Text excerpt
'''
I tried using the VPYTHON_BYPASS env arg, but I end up in different errors...is there an alternative to compile pypdfium on non-supported platforms like Linux/ppc64le?

Thank you!

Lei Zhang

unread,
Jan 7, 2025, 7:07:32 PMJan 7
to M G, pdfium
What is the next error about VPYTHON_BYPASS?

--
You received this message because you are subscribed to the Google Groups "pdfium" group.
To unsubscribe from this group and stop receiving emails from it, send an email to pdfium+un...@googlegroups.com.
To view this discussion visit https://groups.google.com/d/msgid/pdfium/1bfa6fe6-e32c-4ae6-9e18-05c923866c9cn%40googlegroups.com.

geisserml

unread,
Jan 8, 2025, 10:54:25 AMJan 8
to pdfium
pypdfium2 maintainer here. Unfortunately, AFAIK, building pdfium on non-standard platforms is troublesome. The pypdfium2 readme says:
"Building PDFium may take a long time, as it comes with its bundled toolchain and deps, rather than taking them from the system. [...] PDFium may not compile on arbitrary hosts. The [build] script is limited to build hosts supported by Google's toolchain. Ideally, we'd need an alternative build system that runs with system packages instead."


> is there an alternative to compile pypdfium on non-supported platforms like Linux/ppc64le?
'''
Extracted records
'''
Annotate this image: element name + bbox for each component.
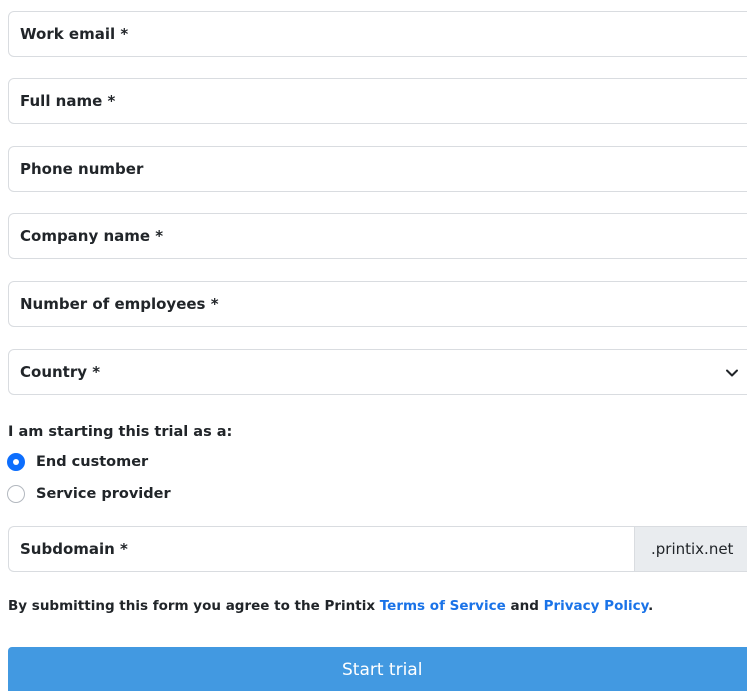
radio-end-customer[interactable]: End customer (7, 453, 148, 471)
terms-notice: By submitting this form you agree to the… (8, 598, 653, 614)
phone-number-field[interactable]: Phone number (8, 146, 747, 192)
terms-suffix: . (648, 598, 654, 614)
country-label: Country * (20, 363, 101, 381)
number-of-employees-field[interactable]: Number of employees * (8, 281, 747, 327)
full-name-label: Full name * (20, 92, 116, 110)
radio-selected-icon[interactable] (7, 453, 25, 471)
radio-service-provider-label: Service provider (36, 486, 171, 502)
number-of-employees-label: Number of employees * (20, 295, 219, 313)
subdomain-input-group: Subdomain * .printix.net (8, 526, 747, 572)
full-name-field[interactable]: Full name * (8, 78, 747, 124)
radio-unselected-icon[interactable] (7, 485, 25, 503)
signup-form: Work email * Full name * Phone number Co… (0, 0, 747, 691)
work-email-field[interactable]: Work email * (8, 11, 747, 57)
trial-question: I am starting this trial as a: (8, 424, 233, 440)
start-trial-label: Start trial (342, 660, 423, 680)
subdomain-field[interactable]: Subdomain * (8, 526, 634, 572)
terms-middle: and (510, 598, 539, 614)
phone-number-label: Phone number (20, 160, 144, 178)
chevron-down-icon (726, 369, 738, 377)
subdomain-label: Subdomain * (20, 540, 128, 558)
company-name-field[interactable]: Company name * (8, 213, 747, 259)
radio-service-provider[interactable]: Service provider (7, 485, 171, 503)
subdomain-suffix: .printix.net (634, 526, 747, 572)
terms-of-service-link[interactable]: Terms of Service (380, 598, 506, 614)
work-email-label: Work email * (20, 25, 129, 43)
country-select[interactable]: Country * (8, 349, 747, 395)
company-name-label: Company name * (20, 227, 164, 245)
radio-end-customer-label: End customer (36, 454, 149, 470)
start-trial-button[interactable]: Start trial (8, 647, 747, 691)
terms-prefix: By submitting this form you agree to the… (8, 598, 376, 614)
privacy-policy-link[interactable]: Privacy Policy (544, 598, 649, 614)
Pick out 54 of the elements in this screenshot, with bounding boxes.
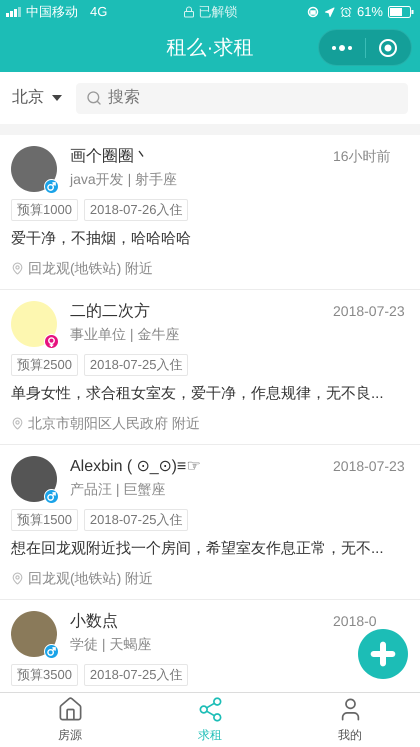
user-name: Alexbin ( ⊙_⊙)≡☞ [70, 457, 200, 477]
budget-tag: 预算1500 [11, 509, 78, 531]
user-meta: 产品汪 | 巨蟹座 [70, 480, 166, 499]
share-icon [196, 696, 224, 723]
house-icon [56, 696, 84, 723]
post-description: 想在回龙观附近找一个房间，希望室友作息正常，无不... [11, 539, 385, 559]
move-in-tag: 2018-07-26入住 [84, 199, 188, 221]
move-in-tag: 2018-07-25入住 [84, 664, 188, 686]
user-name: 二的二次方 [70, 302, 150, 322]
location-text: 北京市朝阳区人民政府 附近 [28, 414, 200, 433]
signal-icon [6, 7, 22, 17]
location-text: 回龙观(地铁站) 附近 [28, 259, 154, 278]
lock-status-text: 已解锁 [198, 3, 238, 22]
carrier-text: 中国移动 [26, 3, 78, 22]
user-meta: 事业单位 | 金牛座 [70, 325, 180, 344]
tab-item[interactable]: 我的 [280, 693, 420, 747]
location-text: 回龙观(地铁站) 附近 [28, 569, 154, 588]
post-description: 单身女性，求合租女室友，爱干净，作息规律，无不良... [11, 384, 385, 404]
city-selector[interactable]: 北京 [12, 86, 62, 110]
battery-icon [388, 6, 414, 18]
male-badge-icon [44, 644, 59, 659]
user-name: 画个圈圈丶 [70, 147, 150, 167]
location-arrow-icon [324, 6, 335, 18]
post-time: 2018-07-23 [333, 457, 405, 476]
location-pin-icon [11, 572, 24, 584]
alarm-icon [340, 6, 352, 18]
user-meta: java开发 | 射手座 [70, 170, 178, 189]
male-badge-icon [44, 179, 59, 194]
search-field[interactable]: 搜索 [76, 82, 408, 114]
location-pin-icon [11, 416, 24, 430]
move-in-tag: 2018-07-25入住 [84, 354, 188, 376]
search-icon [86, 90, 102, 106]
post-time: 16小时前 [333, 147, 391, 166]
budget-tag: 预算1000 [11, 199, 78, 221]
post-time: 2018-07-23 [333, 302, 405, 321]
tab-item[interactable]: 房源 [0, 693, 140, 747]
budget-tag: 预算3500 [11, 664, 78, 686]
close-target-icon[interactable] [378, 38, 398, 58]
female-badge-icon [44, 334, 59, 349]
post-time: 2018-0 [333, 612, 377, 631]
more-icon[interactable] [332, 44, 352, 50]
battery-percent: 61% [356, 3, 383, 22]
user-meta: 学徒 | 天蝎座 [70, 635, 152, 654]
budget-tag: 预算2500 [11, 354, 78, 376]
move-in-tag: 2018-07-25入住 [84, 509, 188, 531]
caret-icon [52, 95, 62, 101]
post-description: 爱干净，不抽烟，哈哈哈哈 [11, 229, 192, 249]
rotation-lock-icon [306, 6, 319, 18]
user-name: 小数点 [70, 612, 118, 632]
male-badge-icon [44, 489, 59, 504]
page-title: 租么·求租 [166, 36, 254, 61]
network-text: 4G [90, 3, 108, 22]
location-pin-icon [11, 262, 24, 274]
lock-icon [182, 6, 194, 18]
'''
Parts of the exercise
[1] Reproduce the lines of the entries starting with the line that contains "user-name: Alexbin ( ⊙_⊙)≡☞" and ending after the line that contains "male-badge-icon [44, 644, 59, 659]".
[2] Pick up the forum thread on compiling pypdfium for unsupported platforms and write its continuation.
The text and the entries come from unrelated sources.

Task-by-task results
[1]
user-name: Alexbin ( ⊙_⊙)≡☞ [70, 457, 200, 477]
budget-tag: 预算1500 [11, 509, 78, 531]
user-meta: 产品汪 | 巨蟹座 [70, 480, 166, 499]
share-icon [196, 696, 224, 723]
house-icon [56, 696, 84, 723]
post-description: 想在回龙观附近找一个房间，希望室友作息正常，无不... [11, 539, 385, 559]
move-in-tag: 2018-07-26入住 [84, 199, 188, 221]
move-in-tag: 2018-07-25入住 [84, 664, 188, 686]
user-name: 二的二次方 [70, 302, 150, 322]
location-text: 北京市朝阳区人民政府 附近 [28, 414, 200, 433]
signal-icon [6, 7, 22, 17]
location-text: 回龙观(地铁站) 附近 [28, 259, 154, 278]
lock-status-text: 已解锁 [198, 3, 238, 22]
carrier-text: 中国移动 [26, 3, 78, 22]
user-meta: 事业单位 | 金牛座 [70, 325, 180, 344]
tab-item[interactable]: 我的 [280, 693, 420, 747]
location-text: 回龙观(地铁站) 附近 [28, 569, 154, 588]
post-description: 单身女性，求合租女室友，爱干净，作息规律，无不良... [11, 384, 385, 404]
city-selector[interactable]: 北京 [12, 86, 62, 110]
battery-icon [388, 6, 414, 18]
male-badge-icon [44, 644, 59, 659]

[2]
You could try to cross-compile pdfium from x86_64 by setting `target_cpu = ppc64` in args.gn, but unfortunately, with s390x, we've had the experience that this doesn't work, and produces an x86_64 binary anyway.
Otherwise, you could see if your distributor provides libreoffice, and builds it with pdfium. Unfortunately, I think Red Hat / that podman container image probably don't.
(Note that libreoffice build pdfium through their own build system, but I'm not sure if it can be used standalone for just pdfium.)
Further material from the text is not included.